Exercise description: Wherever "ylabel" appears in a line, list that line.

Record excerpts:
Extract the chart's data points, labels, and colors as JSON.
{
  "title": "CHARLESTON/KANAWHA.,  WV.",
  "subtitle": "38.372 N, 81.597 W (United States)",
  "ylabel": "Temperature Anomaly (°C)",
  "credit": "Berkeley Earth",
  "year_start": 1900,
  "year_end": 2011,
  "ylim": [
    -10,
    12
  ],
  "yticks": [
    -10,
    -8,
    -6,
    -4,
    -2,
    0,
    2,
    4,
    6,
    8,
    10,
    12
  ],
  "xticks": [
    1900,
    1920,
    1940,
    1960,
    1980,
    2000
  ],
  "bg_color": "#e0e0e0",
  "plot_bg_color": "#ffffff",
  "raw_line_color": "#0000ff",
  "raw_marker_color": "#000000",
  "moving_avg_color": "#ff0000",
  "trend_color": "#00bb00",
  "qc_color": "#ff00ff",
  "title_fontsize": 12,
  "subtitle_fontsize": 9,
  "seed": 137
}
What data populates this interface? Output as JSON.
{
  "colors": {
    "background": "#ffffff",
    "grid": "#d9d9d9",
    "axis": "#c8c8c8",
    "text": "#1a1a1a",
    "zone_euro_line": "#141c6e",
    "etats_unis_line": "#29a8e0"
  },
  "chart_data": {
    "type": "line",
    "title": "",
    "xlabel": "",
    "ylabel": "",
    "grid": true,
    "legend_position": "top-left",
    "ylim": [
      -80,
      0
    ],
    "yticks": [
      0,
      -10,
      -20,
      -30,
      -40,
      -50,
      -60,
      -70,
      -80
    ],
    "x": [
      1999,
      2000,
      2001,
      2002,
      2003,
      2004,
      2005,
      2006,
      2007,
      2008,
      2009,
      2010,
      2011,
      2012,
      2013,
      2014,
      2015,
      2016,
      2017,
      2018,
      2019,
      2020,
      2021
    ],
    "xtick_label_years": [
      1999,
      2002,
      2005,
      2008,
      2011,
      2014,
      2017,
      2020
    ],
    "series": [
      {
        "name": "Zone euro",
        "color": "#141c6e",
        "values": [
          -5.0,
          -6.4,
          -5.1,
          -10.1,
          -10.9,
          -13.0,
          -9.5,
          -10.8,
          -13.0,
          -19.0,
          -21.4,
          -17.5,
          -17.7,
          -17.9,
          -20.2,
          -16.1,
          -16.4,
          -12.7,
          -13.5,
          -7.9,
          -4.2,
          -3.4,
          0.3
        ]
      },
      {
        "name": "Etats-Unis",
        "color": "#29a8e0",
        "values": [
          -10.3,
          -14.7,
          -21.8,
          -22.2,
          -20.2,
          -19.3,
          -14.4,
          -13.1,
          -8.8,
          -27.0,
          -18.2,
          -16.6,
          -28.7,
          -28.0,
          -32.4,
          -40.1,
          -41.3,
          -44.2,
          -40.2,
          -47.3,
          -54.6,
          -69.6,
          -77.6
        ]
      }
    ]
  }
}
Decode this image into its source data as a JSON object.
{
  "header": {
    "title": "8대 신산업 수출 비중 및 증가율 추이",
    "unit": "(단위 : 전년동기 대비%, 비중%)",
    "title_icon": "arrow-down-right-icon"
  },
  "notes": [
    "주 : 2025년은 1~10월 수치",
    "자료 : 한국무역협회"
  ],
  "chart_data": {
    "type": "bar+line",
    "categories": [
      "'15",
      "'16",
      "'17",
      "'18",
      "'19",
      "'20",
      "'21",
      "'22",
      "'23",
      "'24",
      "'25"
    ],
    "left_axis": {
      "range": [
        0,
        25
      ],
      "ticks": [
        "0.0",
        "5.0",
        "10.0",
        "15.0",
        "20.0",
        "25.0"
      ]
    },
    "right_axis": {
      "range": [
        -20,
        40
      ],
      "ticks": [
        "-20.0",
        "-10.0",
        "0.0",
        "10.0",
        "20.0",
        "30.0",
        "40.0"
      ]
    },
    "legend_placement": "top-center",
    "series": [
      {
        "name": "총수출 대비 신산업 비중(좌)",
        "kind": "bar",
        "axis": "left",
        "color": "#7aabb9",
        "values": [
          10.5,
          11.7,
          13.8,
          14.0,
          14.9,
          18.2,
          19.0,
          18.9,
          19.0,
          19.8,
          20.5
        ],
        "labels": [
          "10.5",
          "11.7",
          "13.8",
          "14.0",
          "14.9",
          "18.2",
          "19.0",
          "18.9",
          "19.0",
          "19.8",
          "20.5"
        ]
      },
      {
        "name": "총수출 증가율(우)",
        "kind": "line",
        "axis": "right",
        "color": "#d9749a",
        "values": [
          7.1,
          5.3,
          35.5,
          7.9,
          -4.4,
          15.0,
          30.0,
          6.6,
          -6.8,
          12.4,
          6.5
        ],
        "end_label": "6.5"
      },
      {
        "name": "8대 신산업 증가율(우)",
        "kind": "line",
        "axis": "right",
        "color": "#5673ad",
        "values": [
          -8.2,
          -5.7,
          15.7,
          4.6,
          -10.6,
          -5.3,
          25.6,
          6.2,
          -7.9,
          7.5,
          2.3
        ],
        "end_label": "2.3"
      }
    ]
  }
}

Result for this task:
  "ylabel": "Temperature Anomaly (°C)",
    "ylabel": "",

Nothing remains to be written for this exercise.